====== RECORDS ======

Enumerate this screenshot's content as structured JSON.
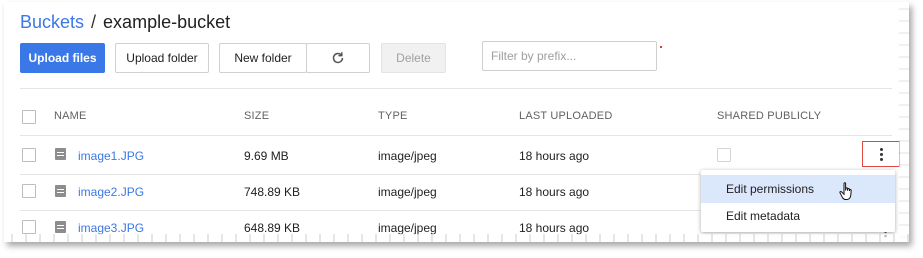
{
  "breadcrumb": {
    "root": "Buckets",
    "separator": "/",
    "current": "example-bucket"
  },
  "toolbar": {
    "upload_files": "Upload files",
    "upload_folder": "Upload folder",
    "new_folder": "New folder",
    "refresh_icon": "refresh-icon",
    "delete": "Delete"
  },
  "filter": {
    "placeholder": "Filter by prefix...",
    "value": ""
  },
  "table": {
    "columns": [
      "NAME",
      "SIZE",
      "TYPE",
      "LAST UPLOADED",
      "SHARED PUBLICLY"
    ],
    "rows": [
      {
        "name": "image1.JPG",
        "size": "9.69 MB",
        "type": "image/jpeg",
        "uploaded": "18 hours ago"
      },
      {
        "name": "image2.JPG",
        "size": "748.89 KB",
        "type": "image/jpeg",
        "uploaded": "18 hours ago"
      },
      {
        "name": "image3.JPG",
        "size": "648.89 KB",
        "type": "image/jpeg",
        "uploaded": "18 hours ago"
      }
    ]
  },
  "menu": {
    "items": [
      "Edit permissions",
      "Edit metadata"
    ]
  },
  "colors": {
    "accent": "#3b78e7",
    "highlight": "#dbe7fb",
    "kebab_border": "#e04a3f"
  }
}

======

WHAT NEEDS TO BE DONE: Images do not belong in the copy; reproduce all other parts of the records above verbatim.

REPLY TO THE TASK:
Enumerate this screenshot's content as structured JSON.
{
  "breadcrumb": {
    "root": "Buckets",
    "separator": "/",
    "current": "example-bucket"
  },
  "toolbar": {
    "upload_files": "Upload files",
    "upload_folder": "Upload folder",
    "new_folder": "New folder",
    "refresh_icon": "refresh-icon",
    "delete": "Delete"
  },
  "filter": {
    "placeholder": "Filter by prefix...",
    "value": ""
  },
  "table": {
    "columns": [
      "NAME",
      "SIZE",
      "TYPE",
      "LAST UPLOADED",
      "SHARED PUBLICLY"
    ],
    "rows": [
      {
        "name": "image1.JPG",
        "size": "9.69 MB",
        "type": "image/jpeg",
        "uploaded": "18 hours ago"
      },
      {
        "name": "image2.JPG",
        "size": "748.89 KB",
        "type": "image/jpeg",
        "uploaded": "18 hours ago"
      },
      {
        "name": "image3.JPG",
        "size": "648.89 KB",
        "type": "image/jpeg",
        "uploaded": "18 hours ago"
      }
    ]
  },
  "menu": {
    "items": [
      "Edit permissions",
      "Edit metadata"
    ]
  },
  "colors": {
    "accent": "#3b78e7",
    "highlight": "#dbe7fb",
    "kebab_border": "#e04a3f"
  }
}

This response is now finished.